▸ Source data
[Start of section]

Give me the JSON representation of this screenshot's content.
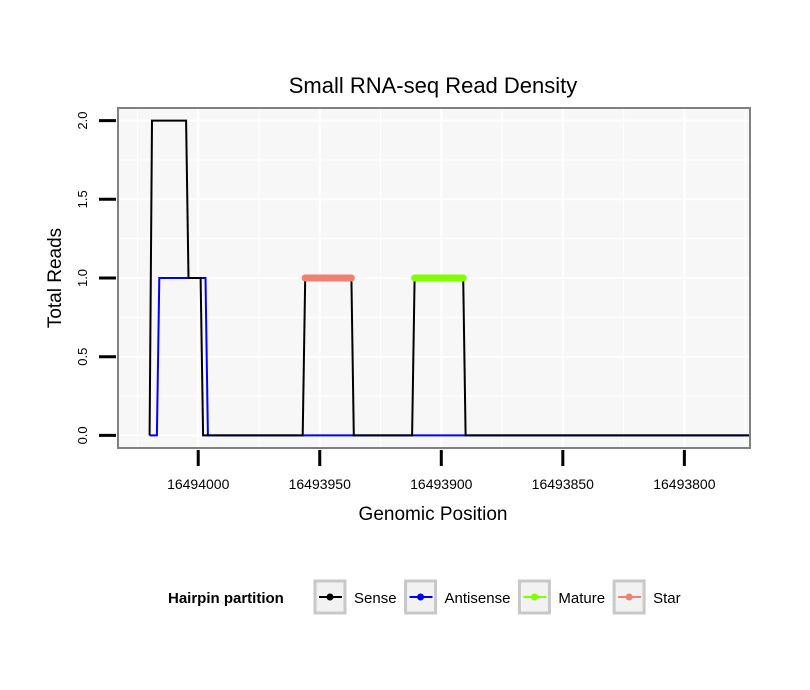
{
  "chart_data": {
    "type": "line",
    "title": "Small RNA-seq Read Density",
    "xlabel": "Genomic Position",
    "ylabel": "Total Reads",
    "x_reversed": true,
    "xlim": [
      16494033,
      16493773
    ],
    "ylim": [
      -0.08,
      2.08
    ],
    "x_ticks": [
      16494000,
      16493950,
      16493900,
      16493850,
      16493800
    ],
    "x_tick_labels": [
      "16494000",
      "16493950",
      "16493900",
      "16493850",
      "16493800"
    ],
    "y_ticks": [
      0,
      0.5,
      1,
      1.5,
      2
    ],
    "y_tick_labels": [
      "0.0",
      "0.5",
      "1.0",
      "1.5",
      "2.0"
    ],
    "grid": true,
    "legend_title": "Hairpin partition",
    "legend_position": "bottom",
    "series": [
      {
        "name": "Sense",
        "color": "#000000",
        "x": [
          16494020,
          16494019,
          16494005,
          16494004,
          16493999,
          16493998,
          16493957,
          16493956,
          16493937,
          16493936,
          16493912,
          16493911,
          16493891,
          16493890,
          16493773
        ],
        "y": [
          0,
          2,
          2,
          1,
          1,
          0,
          0,
          1,
          1,
          0,
          0,
          1,
          1,
          0,
          0
        ]
      },
      {
        "name": "Antisense",
        "color": "#0000ff",
        "x": [
          16494020,
          16494017,
          16494016,
          16493997,
          16493996,
          16493773
        ],
        "y": [
          0,
          0,
          1,
          1,
          0,
          0
        ]
      },
      {
        "name": "Mature",
        "color": "#7fff00",
        "x": [
          16493911,
          16493891
        ],
        "y": [
          1,
          1
        ]
      },
      {
        "name": "Star",
        "color": "#f08070",
        "x": [
          16493956,
          16493937
        ],
        "y": [
          1,
          1
        ]
      }
    ]
  }
}
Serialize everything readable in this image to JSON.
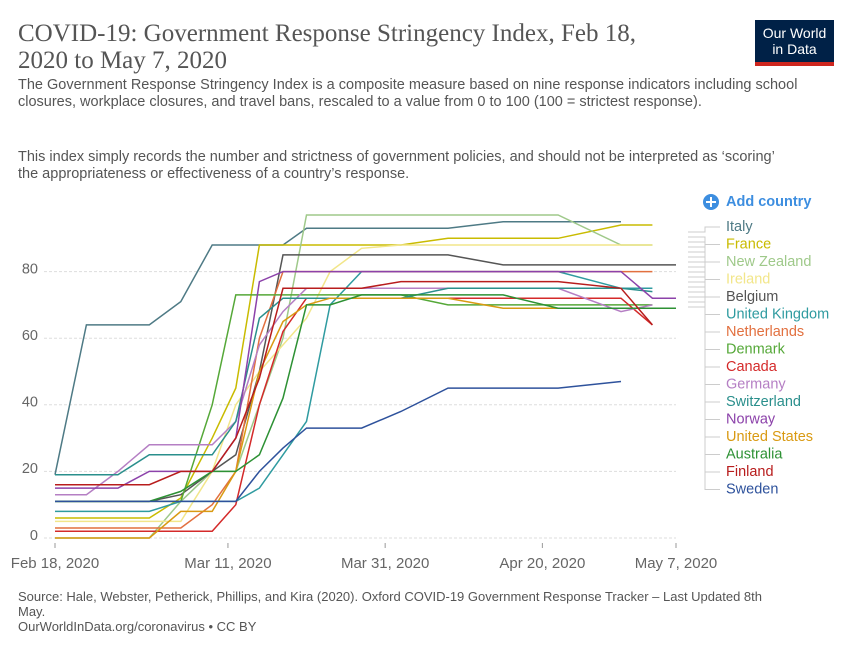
{
  "chart_data": {
    "type": "line",
    "title": "COVID-19: Government Response Stringency Index, Feb 18, 2020 to May 7, 2020",
    "subtitle": [
      "The Government Response Stringency Index is a composite measure based on nine response indicators including school closures, workplace closures, and travel bans, rescaled to a value from 0 to 100 (100 = strictest response).",
      "This index simply records the number and strictness of government policies, and should not be interpreted as ‘scoring’ the appropriateness or effectiveness of a country’s response."
    ],
    "source": "Source: Hale, Webster, Petherick, Phillips, and Kira (2020). Oxford COVID-19 Government Response Tracker – Last Updated 8th May.",
    "url": "OurWorldInData.org/coronavirus • CC BY",
    "logo": [
      "Our World",
      "in Data"
    ],
    "add_button": "Add country",
    "x": [
      "2020-02-18",
      "2020-02-22",
      "2020-02-26",
      "2020-03-01",
      "2020-03-05",
      "2020-03-09",
      "2020-03-12",
      "2020-03-15",
      "2020-03-18",
      "2020-03-21",
      "2020-03-24",
      "2020-03-28",
      "2020-04-02",
      "2020-04-08",
      "2020-04-15",
      "2020-04-22",
      "2020-04-30",
      "2020-05-04",
      "2020-05-07"
    ],
    "xlim": [
      "2020-02-18",
      "2020-05-07"
    ],
    "xticks": [
      {
        "value": "2020-02-18",
        "label": "Feb 18, 2020"
      },
      {
        "value": "2020-03-11",
        "label": "Mar 11, 2020"
      },
      {
        "value": "2020-03-31",
        "label": "Mar 31, 2020"
      },
      {
        "value": "2020-04-20",
        "label": "Apr 20, 2020"
      },
      {
        "value": "2020-05-07",
        "label": "May 7, 2020"
      }
    ],
    "ylim": [
      0,
      100
    ],
    "yticks": [
      0,
      20,
      40,
      60,
      80
    ],
    "grid": true,
    "series": [
      {
        "name": "Italy",
        "color": "#4e7a85",
        "values": [
          19,
          64,
          64,
          64,
          71,
          88,
          88,
          88,
          88,
          93,
          93,
          93,
          93,
          93,
          95,
          95,
          95,
          null,
          null
        ]
      },
      {
        "name": "France",
        "color": "#c9bb00",
        "values": [
          6,
          6,
          6,
          6,
          12,
          30,
          45,
          88,
          88,
          88,
          88,
          88,
          88,
          90,
          90,
          90,
          94,
          94,
          null
        ]
      },
      {
        "name": "New Zealand",
        "color": "#9fc98a",
        "values": [
          0,
          0,
          0,
          0,
          11,
          20,
          20,
          40,
          60,
          97,
          97,
          97,
          97,
          97,
          97,
          97,
          88,
          88,
          null
        ]
      },
      {
        "name": "Ireland",
        "color": "#f2e68a",
        "values": [
          5,
          5,
          5,
          5,
          5,
          20,
          40,
          50,
          58,
          66,
          80,
          87,
          88,
          88,
          88,
          88,
          88,
          88,
          null
        ]
      },
      {
        "name": "Belgium",
        "color": "#555555",
        "values": [
          11,
          11,
          11,
          11,
          13,
          20,
          25,
          50,
          85,
          85,
          85,
          85,
          85,
          85,
          82,
          82,
          82,
          82,
          82
        ]
      },
      {
        "name": "United Kingdom",
        "color": "#2f9ba0",
        "values": [
          8,
          8,
          8,
          8,
          11,
          11,
          11,
          15,
          25,
          35,
          70,
          80,
          80,
          80,
          80,
          80,
          75,
          75,
          null
        ]
      },
      {
        "name": "Netherlands",
        "color": "#e2703f",
        "values": [
          3,
          3,
          3,
          3,
          3,
          10,
          20,
          60,
          80,
          80,
          80,
          80,
          80,
          80,
          80,
          80,
          80,
          80,
          null
        ]
      },
      {
        "name": "Denmark",
        "color": "#55a838",
        "values": [
          11,
          11,
          11,
          11,
          11,
          40,
          73,
          73,
          73,
          73,
          73,
          73,
          73,
          70,
          70,
          70,
          70,
          70,
          null
        ]
      },
      {
        "name": "Canada",
        "color": "#d42a2a",
        "values": [
          2,
          2,
          2,
          2,
          2,
          2,
          10,
          40,
          62,
          72,
          72,
          72,
          72,
          72,
          72,
          72,
          72,
          64,
          null
        ]
      },
      {
        "name": "Germany",
        "color": "#b57fc4",
        "values": [
          13,
          13,
          20,
          28,
          28,
          28,
          35,
          58,
          68,
          75,
          75,
          75,
          75,
          75,
          75,
          75,
          68,
          70,
          null
        ]
      },
      {
        "name": "Switzerland",
        "color": "#2a8f8c",
        "values": [
          19,
          19,
          19,
          25,
          25,
          25,
          35,
          66,
          72,
          72,
          72,
          72,
          72,
          75,
          75,
          75,
          75,
          74,
          null
        ]
      },
      {
        "name": "Norway",
        "color": "#8c42aa",
        "values": [
          15,
          15,
          15,
          20,
          20,
          20,
          30,
          77,
          80,
          80,
          80,
          80,
          80,
          80,
          80,
          80,
          80,
          72,
          72
        ]
      },
      {
        "name": "United States",
        "color": "#d99a12",
        "values": [
          0,
          0,
          0,
          0,
          8,
          8,
          20,
          50,
          65,
          70,
          72,
          72,
          72,
          72,
          69,
          69,
          69,
          69,
          null
        ]
      },
      {
        "name": "Australia",
        "color": "#2d9134",
        "values": [
          11,
          11,
          11,
          11,
          14,
          20,
          20,
          25,
          42,
          70,
          70,
          73,
          73,
          73,
          73,
          69,
          69,
          69,
          69
        ]
      },
      {
        "name": "Finland",
        "color": "#b81d1d",
        "values": [
          16,
          16,
          16,
          16,
          20,
          20,
          30,
          48,
          75,
          75,
          75,
          75,
          77,
          77,
          77,
          77,
          75,
          64,
          null
        ]
      },
      {
        "name": "Sweden",
        "color": "#2e529c",
        "values": [
          11,
          11,
          11,
          11,
          11,
          11,
          11,
          20,
          27,
          33,
          33,
          33,
          38,
          45,
          45,
          45,
          47,
          null,
          null
        ]
      }
    ]
  }
}
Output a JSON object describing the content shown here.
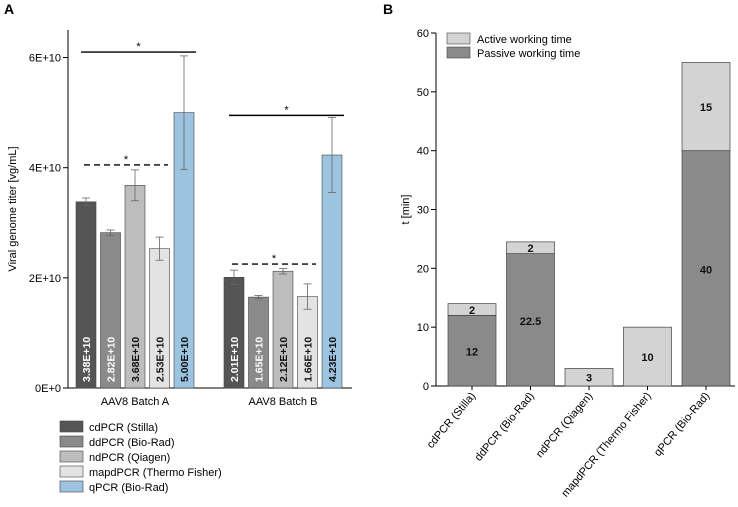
{
  "chart_data": [
    {
      "panel_label": "A",
      "type": "bar",
      "ylabel": "Viral genome titer [vg/mL]",
      "ylim": [
        0,
        65000000000.0
      ],
      "yticks": [
        0,
        20000000000.0,
        40000000000.0,
        60000000000.0
      ],
      "yticklabels": [
        "0E+0",
        "2E+10",
        "4E+10",
        "6E+10"
      ],
      "categories": [
        "AAV8 Batch A",
        "AAV8 Batch B"
      ],
      "series": [
        {
          "name": "cdPCR (Stilla)",
          "color": "#555555",
          "label_color": "#ffffff",
          "values": [
            33800000000.0,
            20100000000.0
          ],
          "errors": [
            700000000.0,
            1300000000.0
          ],
          "labels": [
            "3.38E+10",
            "2.01E+10"
          ]
        },
        {
          "name": "ddPCR (Bio-Rad)",
          "color": "#8a8a8a",
          "label_color": "#ffffff",
          "values": [
            28200000000.0,
            16500000000.0
          ],
          "errors": [
            500000000.0,
            300000000.0
          ],
          "labels": [
            "2.82E+10",
            "1.65E+10"
          ]
        },
        {
          "name": "ndPCR (Qiagen)",
          "color": "#bdbdbd",
          "label_color": "#111111",
          "values": [
            36800000000.0,
            21200000000.0
          ],
          "errors": [
            2800000000.0,
            500000000.0
          ],
          "labels": [
            "3.68E+10",
            "2.12E+10"
          ]
        },
        {
          "name": "mapdPCR (Thermo Fisher)",
          "color": "#e3e3e3",
          "label_color": "#111111",
          "values": [
            25300000000.0,
            16600000000.0
          ],
          "errors": [
            2100000000.0,
            2300000000.0
          ],
          "labels": [
            "2.53E+10",
            "1.66E+10"
          ]
        },
        {
          "name": "qPCR (Bio-Rad)",
          "color": "#9cc3e0",
          "label_color": "#111111",
          "values": [
            50000000000.0,
            42300000000.0
          ],
          "errors": [
            10300000000.0,
            6800000000.0
          ],
          "labels": [
            "5.00E+10",
            "4.23E+10"
          ]
        }
      ],
      "significance": [
        {
          "group": 0,
          "style": "solid",
          "y": 61000000000.0,
          "label": "*"
        },
        {
          "group": 0,
          "style": "dashed",
          "y": 40500000000.0,
          "label": "*"
        },
        {
          "group": 1,
          "style": "solid",
          "y": 49500000000.0,
          "label": "*"
        },
        {
          "group": 1,
          "style": "dashed",
          "y": 22500000000.0,
          "label": "*"
        }
      ]
    },
    {
      "panel_label": "B",
      "type": "bar",
      "stacked": true,
      "ylabel": "t [min]",
      "ylim": [
        0,
        60
      ],
      "yticks": [
        0,
        10,
        20,
        30,
        40,
        50,
        60
      ],
      "categories": [
        "cdPCR (Stilla)",
        "ddPCR (Bio-Rad)",
        "ndPCR (Qiagen)",
        "mapdPCR (Thermo Fisher)",
        "qPCR (Bio-Rad)"
      ],
      "series": [
        {
          "name": "Passive working time",
          "color": "#8a8a8a",
          "values": [
            12,
            22.5,
            0,
            0,
            40
          ],
          "labels": [
            "12",
            "22.5",
            "",
            "",
            "40"
          ]
        },
        {
          "name": "Active working time",
          "color": "#d3d3d3",
          "values": [
            2,
            2,
            3,
            10,
            15
          ],
          "labels": [
            "2",
            "2",
            "3",
            "10",
            "15"
          ]
        }
      ],
      "legend_order": [
        "Active working time",
        "Passive working time"
      ]
    }
  ]
}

[End of section]

▸ Task statement
Work out how many lines of the material contain "United". Reply with that number only.

▸ Solution to this task
2